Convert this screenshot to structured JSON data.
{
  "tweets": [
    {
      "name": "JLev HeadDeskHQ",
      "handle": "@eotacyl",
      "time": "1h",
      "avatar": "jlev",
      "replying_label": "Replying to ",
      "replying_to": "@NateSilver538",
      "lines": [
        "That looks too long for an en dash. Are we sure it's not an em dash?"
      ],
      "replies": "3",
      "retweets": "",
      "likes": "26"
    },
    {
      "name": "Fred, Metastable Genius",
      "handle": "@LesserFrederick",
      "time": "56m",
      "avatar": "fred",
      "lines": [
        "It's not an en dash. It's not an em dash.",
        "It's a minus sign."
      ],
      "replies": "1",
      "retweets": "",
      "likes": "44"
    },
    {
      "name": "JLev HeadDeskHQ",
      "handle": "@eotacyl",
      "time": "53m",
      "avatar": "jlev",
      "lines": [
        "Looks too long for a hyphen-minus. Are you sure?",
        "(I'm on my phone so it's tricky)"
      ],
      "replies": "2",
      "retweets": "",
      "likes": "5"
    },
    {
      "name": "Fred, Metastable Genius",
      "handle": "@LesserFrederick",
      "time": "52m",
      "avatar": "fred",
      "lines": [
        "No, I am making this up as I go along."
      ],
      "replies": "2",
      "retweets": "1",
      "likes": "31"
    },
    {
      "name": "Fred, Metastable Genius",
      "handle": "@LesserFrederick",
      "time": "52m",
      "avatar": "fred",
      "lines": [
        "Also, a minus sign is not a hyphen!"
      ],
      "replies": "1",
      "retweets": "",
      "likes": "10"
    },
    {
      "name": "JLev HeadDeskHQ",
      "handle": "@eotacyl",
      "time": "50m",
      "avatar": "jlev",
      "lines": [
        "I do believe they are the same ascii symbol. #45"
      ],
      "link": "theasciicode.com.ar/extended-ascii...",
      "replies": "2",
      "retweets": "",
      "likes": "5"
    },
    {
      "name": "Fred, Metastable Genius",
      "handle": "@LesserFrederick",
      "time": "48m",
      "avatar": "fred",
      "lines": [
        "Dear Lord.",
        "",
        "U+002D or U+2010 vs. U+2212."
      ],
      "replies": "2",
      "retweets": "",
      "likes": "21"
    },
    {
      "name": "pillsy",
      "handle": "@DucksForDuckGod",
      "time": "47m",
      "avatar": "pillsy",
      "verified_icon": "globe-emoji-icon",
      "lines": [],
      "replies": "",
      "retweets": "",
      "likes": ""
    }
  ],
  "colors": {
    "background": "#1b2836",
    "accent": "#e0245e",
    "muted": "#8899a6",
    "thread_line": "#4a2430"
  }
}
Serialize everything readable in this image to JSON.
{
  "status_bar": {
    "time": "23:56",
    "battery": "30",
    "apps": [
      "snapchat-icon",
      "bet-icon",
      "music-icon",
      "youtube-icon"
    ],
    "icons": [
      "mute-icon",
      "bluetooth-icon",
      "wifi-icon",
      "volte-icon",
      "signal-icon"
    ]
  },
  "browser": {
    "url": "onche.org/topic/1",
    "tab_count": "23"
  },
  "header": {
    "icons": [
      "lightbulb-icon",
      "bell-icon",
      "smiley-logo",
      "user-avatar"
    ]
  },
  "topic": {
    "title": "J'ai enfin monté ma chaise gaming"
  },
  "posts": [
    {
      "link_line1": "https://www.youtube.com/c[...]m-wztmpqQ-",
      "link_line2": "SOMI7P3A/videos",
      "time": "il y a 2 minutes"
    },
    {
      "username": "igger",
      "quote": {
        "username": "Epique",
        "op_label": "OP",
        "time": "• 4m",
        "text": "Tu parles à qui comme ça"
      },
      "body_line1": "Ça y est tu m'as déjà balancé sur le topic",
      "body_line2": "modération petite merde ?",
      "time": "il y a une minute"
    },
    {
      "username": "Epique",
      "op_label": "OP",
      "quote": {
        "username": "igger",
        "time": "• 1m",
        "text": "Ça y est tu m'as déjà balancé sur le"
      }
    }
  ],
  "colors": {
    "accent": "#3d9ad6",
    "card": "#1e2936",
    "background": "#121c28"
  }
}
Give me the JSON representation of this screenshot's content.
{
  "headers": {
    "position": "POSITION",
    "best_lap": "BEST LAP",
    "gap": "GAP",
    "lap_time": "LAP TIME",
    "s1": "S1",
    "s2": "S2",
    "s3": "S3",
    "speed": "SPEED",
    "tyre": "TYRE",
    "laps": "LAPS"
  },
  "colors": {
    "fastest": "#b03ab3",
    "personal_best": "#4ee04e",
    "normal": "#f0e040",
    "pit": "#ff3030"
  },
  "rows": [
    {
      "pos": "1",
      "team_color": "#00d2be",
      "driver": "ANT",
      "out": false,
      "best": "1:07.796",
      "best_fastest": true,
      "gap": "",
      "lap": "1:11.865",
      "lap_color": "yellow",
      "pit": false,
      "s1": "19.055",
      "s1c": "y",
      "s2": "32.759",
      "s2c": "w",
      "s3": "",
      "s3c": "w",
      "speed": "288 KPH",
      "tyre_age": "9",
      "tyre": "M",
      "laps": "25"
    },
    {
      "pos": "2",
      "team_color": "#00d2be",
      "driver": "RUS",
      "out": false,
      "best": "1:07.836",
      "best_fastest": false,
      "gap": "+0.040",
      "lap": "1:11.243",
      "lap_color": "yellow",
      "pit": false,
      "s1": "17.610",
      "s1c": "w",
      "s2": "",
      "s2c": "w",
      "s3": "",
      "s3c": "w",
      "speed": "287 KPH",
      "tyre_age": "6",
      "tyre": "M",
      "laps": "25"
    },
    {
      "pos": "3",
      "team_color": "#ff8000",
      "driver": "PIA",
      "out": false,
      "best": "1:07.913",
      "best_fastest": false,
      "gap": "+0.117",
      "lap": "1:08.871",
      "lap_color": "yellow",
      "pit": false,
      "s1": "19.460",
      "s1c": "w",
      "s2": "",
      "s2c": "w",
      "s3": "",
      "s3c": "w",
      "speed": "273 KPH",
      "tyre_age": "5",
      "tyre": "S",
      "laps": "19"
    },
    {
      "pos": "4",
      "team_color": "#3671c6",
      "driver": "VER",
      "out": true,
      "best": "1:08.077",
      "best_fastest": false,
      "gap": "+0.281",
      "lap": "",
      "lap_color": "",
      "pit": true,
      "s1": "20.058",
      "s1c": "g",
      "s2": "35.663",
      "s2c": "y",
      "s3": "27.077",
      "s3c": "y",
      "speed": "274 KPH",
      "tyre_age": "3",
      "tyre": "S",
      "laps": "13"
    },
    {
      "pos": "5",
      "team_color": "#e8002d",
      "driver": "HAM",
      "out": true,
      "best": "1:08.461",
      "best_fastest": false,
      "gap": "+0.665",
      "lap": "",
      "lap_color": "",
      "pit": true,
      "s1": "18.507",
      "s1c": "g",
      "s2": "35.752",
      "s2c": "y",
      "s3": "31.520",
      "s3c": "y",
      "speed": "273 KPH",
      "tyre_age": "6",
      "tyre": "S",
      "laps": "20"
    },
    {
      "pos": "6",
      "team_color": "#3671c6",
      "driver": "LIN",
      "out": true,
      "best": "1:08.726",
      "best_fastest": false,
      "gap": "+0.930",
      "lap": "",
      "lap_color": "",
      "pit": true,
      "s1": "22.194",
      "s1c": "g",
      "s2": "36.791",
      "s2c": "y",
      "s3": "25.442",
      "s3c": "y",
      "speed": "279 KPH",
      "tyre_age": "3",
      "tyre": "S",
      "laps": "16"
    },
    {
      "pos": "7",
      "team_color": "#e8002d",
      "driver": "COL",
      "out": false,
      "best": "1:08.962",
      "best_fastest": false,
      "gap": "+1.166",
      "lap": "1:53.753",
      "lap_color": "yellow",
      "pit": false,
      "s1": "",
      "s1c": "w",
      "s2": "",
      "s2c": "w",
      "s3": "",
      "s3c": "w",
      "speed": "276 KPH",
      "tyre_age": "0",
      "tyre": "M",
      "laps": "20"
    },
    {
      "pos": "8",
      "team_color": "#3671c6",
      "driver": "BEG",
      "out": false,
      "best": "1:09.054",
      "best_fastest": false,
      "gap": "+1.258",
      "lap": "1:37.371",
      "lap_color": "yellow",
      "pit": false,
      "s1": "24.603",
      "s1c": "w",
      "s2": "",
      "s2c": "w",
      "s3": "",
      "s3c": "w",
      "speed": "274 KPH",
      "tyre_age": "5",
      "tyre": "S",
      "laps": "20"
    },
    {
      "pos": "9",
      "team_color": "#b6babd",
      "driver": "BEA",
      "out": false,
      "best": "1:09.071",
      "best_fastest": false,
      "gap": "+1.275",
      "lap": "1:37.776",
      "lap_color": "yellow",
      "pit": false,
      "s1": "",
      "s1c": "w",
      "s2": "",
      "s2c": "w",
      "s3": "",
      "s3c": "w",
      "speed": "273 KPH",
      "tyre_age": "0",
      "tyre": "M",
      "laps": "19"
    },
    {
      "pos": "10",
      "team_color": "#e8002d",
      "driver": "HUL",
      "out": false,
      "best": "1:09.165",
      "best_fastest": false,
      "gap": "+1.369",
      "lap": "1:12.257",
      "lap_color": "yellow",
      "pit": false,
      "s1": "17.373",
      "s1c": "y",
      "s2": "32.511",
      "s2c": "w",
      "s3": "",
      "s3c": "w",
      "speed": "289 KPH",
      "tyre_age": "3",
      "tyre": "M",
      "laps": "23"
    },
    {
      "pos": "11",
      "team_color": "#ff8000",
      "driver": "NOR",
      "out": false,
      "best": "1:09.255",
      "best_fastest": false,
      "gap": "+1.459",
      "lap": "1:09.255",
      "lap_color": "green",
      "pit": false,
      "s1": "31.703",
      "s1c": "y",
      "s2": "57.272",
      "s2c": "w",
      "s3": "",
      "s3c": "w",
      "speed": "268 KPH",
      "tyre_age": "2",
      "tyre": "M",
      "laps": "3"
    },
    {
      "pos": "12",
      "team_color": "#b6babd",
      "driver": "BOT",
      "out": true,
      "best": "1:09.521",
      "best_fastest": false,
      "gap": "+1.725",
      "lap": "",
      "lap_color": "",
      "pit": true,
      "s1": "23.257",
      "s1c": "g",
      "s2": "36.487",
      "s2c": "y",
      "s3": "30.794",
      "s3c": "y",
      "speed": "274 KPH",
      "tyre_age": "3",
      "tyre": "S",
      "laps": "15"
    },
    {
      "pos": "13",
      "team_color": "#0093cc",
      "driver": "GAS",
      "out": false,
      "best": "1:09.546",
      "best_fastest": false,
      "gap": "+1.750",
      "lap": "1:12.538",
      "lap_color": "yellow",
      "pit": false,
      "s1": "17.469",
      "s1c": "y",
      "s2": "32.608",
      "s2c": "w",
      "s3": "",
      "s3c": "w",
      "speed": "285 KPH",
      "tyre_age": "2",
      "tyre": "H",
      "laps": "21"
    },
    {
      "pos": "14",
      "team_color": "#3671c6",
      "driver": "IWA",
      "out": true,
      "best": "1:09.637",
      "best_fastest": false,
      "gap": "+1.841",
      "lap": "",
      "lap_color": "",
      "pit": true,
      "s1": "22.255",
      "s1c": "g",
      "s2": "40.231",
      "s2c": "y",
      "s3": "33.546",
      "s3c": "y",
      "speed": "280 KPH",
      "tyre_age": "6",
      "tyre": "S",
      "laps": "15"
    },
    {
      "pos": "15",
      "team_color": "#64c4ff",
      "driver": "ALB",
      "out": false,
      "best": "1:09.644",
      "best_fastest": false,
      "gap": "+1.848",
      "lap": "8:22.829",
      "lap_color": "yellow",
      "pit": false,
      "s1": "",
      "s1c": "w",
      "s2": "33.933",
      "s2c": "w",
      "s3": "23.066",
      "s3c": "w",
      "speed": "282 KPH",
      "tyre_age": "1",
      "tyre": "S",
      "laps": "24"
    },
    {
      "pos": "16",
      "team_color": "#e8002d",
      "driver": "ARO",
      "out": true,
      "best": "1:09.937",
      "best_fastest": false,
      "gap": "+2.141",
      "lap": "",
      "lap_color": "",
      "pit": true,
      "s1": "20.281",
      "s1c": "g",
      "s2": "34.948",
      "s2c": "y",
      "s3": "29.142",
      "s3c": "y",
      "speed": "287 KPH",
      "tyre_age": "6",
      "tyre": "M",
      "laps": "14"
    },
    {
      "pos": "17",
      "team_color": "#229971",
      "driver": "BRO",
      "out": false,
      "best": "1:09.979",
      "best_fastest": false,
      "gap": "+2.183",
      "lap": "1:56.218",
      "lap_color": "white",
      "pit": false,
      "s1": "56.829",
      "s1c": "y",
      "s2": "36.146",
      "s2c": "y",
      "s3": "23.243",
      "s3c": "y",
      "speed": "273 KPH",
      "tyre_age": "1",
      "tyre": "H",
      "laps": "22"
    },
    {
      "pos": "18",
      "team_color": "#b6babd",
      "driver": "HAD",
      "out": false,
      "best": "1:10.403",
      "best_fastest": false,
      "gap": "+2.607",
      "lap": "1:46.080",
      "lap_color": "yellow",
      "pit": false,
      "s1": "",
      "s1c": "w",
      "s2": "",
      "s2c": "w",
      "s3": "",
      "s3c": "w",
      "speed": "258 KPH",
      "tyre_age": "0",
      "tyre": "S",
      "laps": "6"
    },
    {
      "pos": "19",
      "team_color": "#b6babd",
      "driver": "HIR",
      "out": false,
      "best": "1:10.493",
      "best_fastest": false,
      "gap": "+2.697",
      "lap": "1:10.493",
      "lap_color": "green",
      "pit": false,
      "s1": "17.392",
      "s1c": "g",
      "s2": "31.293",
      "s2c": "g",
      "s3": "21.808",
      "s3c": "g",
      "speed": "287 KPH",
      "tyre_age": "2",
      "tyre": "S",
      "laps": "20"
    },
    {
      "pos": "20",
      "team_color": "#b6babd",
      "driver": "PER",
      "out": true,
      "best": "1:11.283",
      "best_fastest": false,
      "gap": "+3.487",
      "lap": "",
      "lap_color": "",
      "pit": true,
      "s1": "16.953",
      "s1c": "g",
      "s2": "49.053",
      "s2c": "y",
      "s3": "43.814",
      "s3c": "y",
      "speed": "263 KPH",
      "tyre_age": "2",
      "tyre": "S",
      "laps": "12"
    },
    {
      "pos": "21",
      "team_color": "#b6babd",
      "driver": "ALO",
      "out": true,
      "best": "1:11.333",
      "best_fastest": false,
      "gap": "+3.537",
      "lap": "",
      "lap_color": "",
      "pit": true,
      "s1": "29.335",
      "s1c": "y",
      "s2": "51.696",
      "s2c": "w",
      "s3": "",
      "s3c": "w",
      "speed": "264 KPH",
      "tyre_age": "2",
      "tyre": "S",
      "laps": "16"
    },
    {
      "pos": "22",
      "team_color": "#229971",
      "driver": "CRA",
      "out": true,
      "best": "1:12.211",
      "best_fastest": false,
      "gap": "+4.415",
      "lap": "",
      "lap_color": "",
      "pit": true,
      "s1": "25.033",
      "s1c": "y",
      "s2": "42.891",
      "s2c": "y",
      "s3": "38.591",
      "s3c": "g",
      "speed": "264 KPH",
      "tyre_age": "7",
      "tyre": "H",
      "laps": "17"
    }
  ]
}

============================================================

Task prompt |
Using the records above, find and show each line with the string "ascii".

Answer to the exercise |
        "I do believe they are the same ascii symbol. #45"
      "link": "theasciicode.com.ar/extended-ascii...",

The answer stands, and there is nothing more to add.